*Set exercise*
Count the lines in the items below that contain the string "over" and reply with that number only.
## begin Exercise data
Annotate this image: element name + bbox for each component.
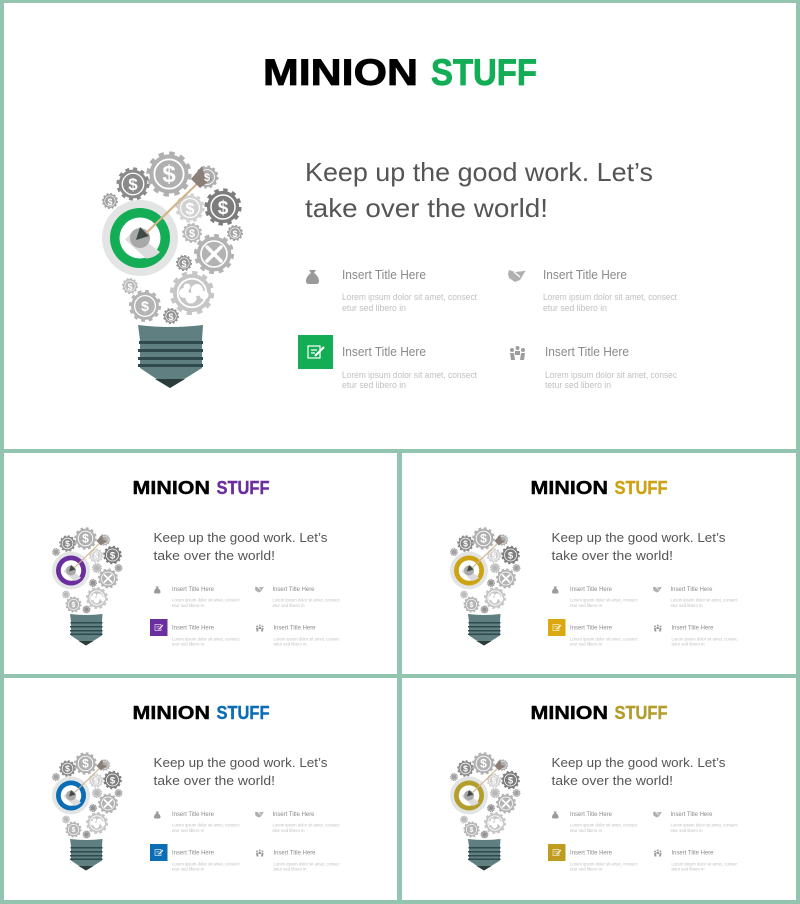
item: team: tetur sed libero in (672, 642, 705, 646)
item: handshake: etur sed libero in (272, 828, 305, 833)
title: MINION (132, 477, 210, 498)
lightbulb of gears with target: $ (508, 776, 514, 786)
item: handshake: Insert Title Here (543, 268, 627, 282)
title (530, 702, 668, 723)
panel: blue slide (4, 678, 397, 900)
item: team: Insert Title Here (672, 624, 714, 632)
item: money bag: etur sed libero in (172, 603, 204, 608)
item: team: Lorem ipsum dolor sit amet, consec (672, 636, 738, 642)
lightbulb of gears with target: $ (72, 827, 76, 834)
lightbulb of gears with target: $ (470, 827, 474, 834)
item: team (256, 624, 340, 646)
item: highlighted pen (548, 619, 638, 646)
panel: purple slide (4, 453, 397, 674)
lightbulb of gears with target: $ (94, 776, 99, 786)
lightbulb of gears with target: $ (480, 756, 487, 770)
item: highlighted pen: Lorem ipsum dolor sit amet, consect (172, 636, 240, 642)
item: team (654, 850, 738, 872)
lightbulb of gears with target: $ (94, 552, 99, 560)
title (530, 477, 668, 498)
title (132, 477, 270, 498)
title: STUFF (216, 702, 270, 723)
item: highlighted pen: Insert Title Here (342, 345, 426, 359)
item: highlighted pen: etur sed libero in (570, 642, 602, 646)
lightbulb of gears with target: $ (72, 602, 76, 609)
lightbulb of gears with target: $ (181, 259, 187, 269)
item: highlighted pen: etur sed libero in (172, 866, 204, 872)
item: money bag: Lorem ipsum dolor sit amet, consect (570, 598, 638, 602)
item: money bag (552, 811, 638, 833)
item: money bag: Insert Title Here (172, 811, 214, 818)
item: money bag: Lorem ipsum dolor sit amet, consect (172, 598, 240, 602)
item: handshake: Lorem ipsum dolor sit amet, consect (670, 822, 738, 828)
item: money bag: Insert Title Here (342, 268, 426, 282)
item: handshake: Lorem ipsum dolor sit amet, consect (670, 598, 738, 602)
item: highlighted pen: Lorem ipsum dolor sit amet, consect (570, 862, 638, 866)
item: handshake (653, 811, 738, 833)
item: handshake: etur sed libero in (543, 303, 607, 313)
panel: gold slide (402, 453, 796, 674)
item: money bag: Insert Title Here (570, 586, 612, 593)
item: team (510, 345, 677, 390)
heading: Keep up the good work. Let’s (552, 755, 726, 770)
item: handshake (255, 811, 340, 833)
item: highlighted pen: etur sed libero in (172, 642, 204, 646)
lightbulb of gears with target: $ (186, 201, 195, 218)
heading (552, 755, 726, 788)
item: handshake: etur sed libero in (670, 603, 703, 608)
lightbulb of gears with target: $ (463, 764, 468, 774)
item: money bag: etur sed libero in (172, 828, 204, 833)
item: highlighted pen: Lorem ipsum dolor sit amet, consect (172, 862, 240, 866)
item: highlighted pen: Insert Title Here (570, 850, 612, 856)
item: money bag (306, 268, 477, 313)
item: team: Insert Title Here (274, 850, 316, 856)
heading: take over the world! (154, 548, 275, 563)
item: money bag: Lorem ipsum dolor sit amet, consect (570, 822, 638, 828)
lightbulb of gears with target: $ (508, 550, 514, 562)
lightbulb of gears with target: $ (128, 175, 138, 194)
item: money bag: etur sed libero in (342, 303, 406, 313)
item: team: Lorem ipsum dolor sit amet, consec (274, 636, 340, 642)
item: handshake: Insert Title Here (272, 811, 315, 818)
title: STUFF (614, 702, 668, 723)
lightbulb of gears with target: $ (480, 532, 487, 546)
lightbulb of gears with target: $ (65, 538, 70, 548)
panel: olive slide (402, 678, 796, 900)
item: handshake: etur sed libero in (272, 603, 305, 608)
lightbulb of gears with target (450, 528, 520, 646)
item: team: Insert Title Here (545, 345, 629, 359)
lightbulb of gears with target: $ (82, 532, 89, 546)
item: money bag: Lorem ipsum dolor sit amet, consect (342, 292, 477, 302)
item: team: Insert Title Here (274, 624, 316, 632)
lightbulb of gears with target: $ (107, 197, 113, 207)
item: money bag (154, 586, 240, 608)
title: MINION (530, 477, 608, 498)
title: MINION (132, 702, 210, 723)
item: handshake (653, 586, 738, 608)
item: money bag (552, 586, 638, 608)
item: team: Lorem ipsum dolor sit amet, consec (274, 862, 340, 866)
heading (552, 530, 726, 563)
item: money bag: Insert Title Here (570, 811, 612, 818)
title: STUFF (431, 52, 537, 93)
item: team (256, 850, 340, 872)
lightbulb of gears with target: $ (82, 756, 89, 770)
title (132, 702, 270, 723)
item: highlighted pen: Lorem ipsum dolor sit amet, consect (570, 636, 638, 642)
heading: take over the world! (552, 548, 673, 563)
item: handshake: Lorem ipsum dolor sit amet, consect (272, 822, 340, 828)
item: handshake: Lorem ipsum dolor sit amet, consect (272, 598, 340, 602)
lightbulb of gears with target (102, 153, 242, 388)
item: team: tetur sed libero in (672, 866, 705, 872)
item: money bag (154, 811, 240, 833)
lightbulb of gears with target: $ (65, 764, 70, 774)
lightbulb of gears with target: $ (218, 198, 229, 219)
item: money bag: Insert Title Here (172, 586, 214, 593)
title: STUFF (216, 477, 270, 498)
item: highlighted pen: etur sed libero in (342, 380, 406, 390)
item: handshake (508, 268, 677, 313)
item: highlighted pen: etur sed libero in (570, 866, 602, 872)
item: handshake: Lorem ipsum dolor sit amet, consect (543, 292, 677, 302)
title (263, 52, 537, 93)
heading: Keep up the good work. Let’s (305, 157, 653, 187)
item: highlighted pen (150, 619, 240, 646)
item: highlighted pen: Insert Title Here (172, 850, 214, 856)
title: STUFF (614, 477, 668, 498)
lightbulb of gears with target (450, 753, 520, 870)
item: handshake: Insert Title Here (670, 811, 713, 818)
lightbulb of gears with target: $ (463, 538, 468, 548)
lightbulb of gears with target: $ (127, 282, 133, 292)
lightbulb of gears with target: $ (162, 161, 176, 188)
lightbulb of gears with target: $ (141, 298, 149, 314)
item: handshake (255, 586, 340, 608)
item: highlighted pen: Insert Title Here (172, 624, 214, 632)
item: team: Lorem ipsum dolor sit amet, consec (545, 370, 677, 380)
lightbulb of gears with target: $ (204, 172, 210, 184)
item: team: tetur sed libero in (274, 642, 307, 646)
heading: Keep up the good work. Let’s (552, 530, 726, 545)
heading: Keep up the good work. Let’s (154, 530, 328, 545)
item: team: Lorem ipsum dolor sit amet, consec (672, 862, 738, 866)
heading (305, 157, 653, 223)
item: highlighted pen (150, 844, 240, 872)
item: money bag: etur sed libero in (570, 603, 602, 608)
item: highlighted pen: Lorem ipsum dolor sit amet, consect (342, 370, 477, 380)
item: handshake: Insert Title Here (272, 586, 315, 593)
lightbulb of gears with target: $ (110, 550, 116, 562)
panel: main green slide (4, 3, 796, 449)
item: highlighted pen: Insert Title Here (570, 624, 612, 632)
heading (154, 755, 328, 788)
lightbulb of gears with target (52, 528, 122, 646)
title: MINION (530, 702, 608, 723)
item: team (654, 624, 738, 646)
heading (154, 530, 328, 563)
heading: take over the world! (552, 773, 673, 788)
lightbulb of gears with target: $ (232, 229, 238, 239)
heading: take over the world! (305, 193, 548, 223)
item: money bag: etur sed libero in (570, 828, 602, 833)
lightbulb of gears with target: $ (492, 776, 497, 786)
lightbulb of gears with target: $ (110, 776, 116, 786)
lightbulb of gears with target: $ (168, 312, 174, 322)
lightbulb of gears with target: $ (470, 602, 474, 609)
heading: take over the world! (154, 773, 275, 788)
item: handshake: etur sed libero in (670, 828, 703, 833)
heading: Keep up the good work. Let’s (154, 755, 328, 770)
item: highlighted pen (298, 335, 477, 390)
lightbulb of gears with target: $ (492, 552, 497, 560)
item: team: tetur sed libero in (274, 866, 307, 872)
item: team: tetur sed libero in (545, 380, 611, 390)
lightbulb of gears with target (52, 753, 122, 870)
title: MINION (263, 52, 418, 93)
item: highlighted pen (548, 844, 638, 872)
lightbulb of gears with target: $ (189, 228, 195, 240)
item: team: Insert Title Here (672, 850, 714, 856)
item: handshake: Insert Title Here (670, 586, 713, 593)
item: money bag: Lorem ipsum dolor sit amet, consect (172, 822, 240, 828)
## end Exercise data
*Output of the exercise*
5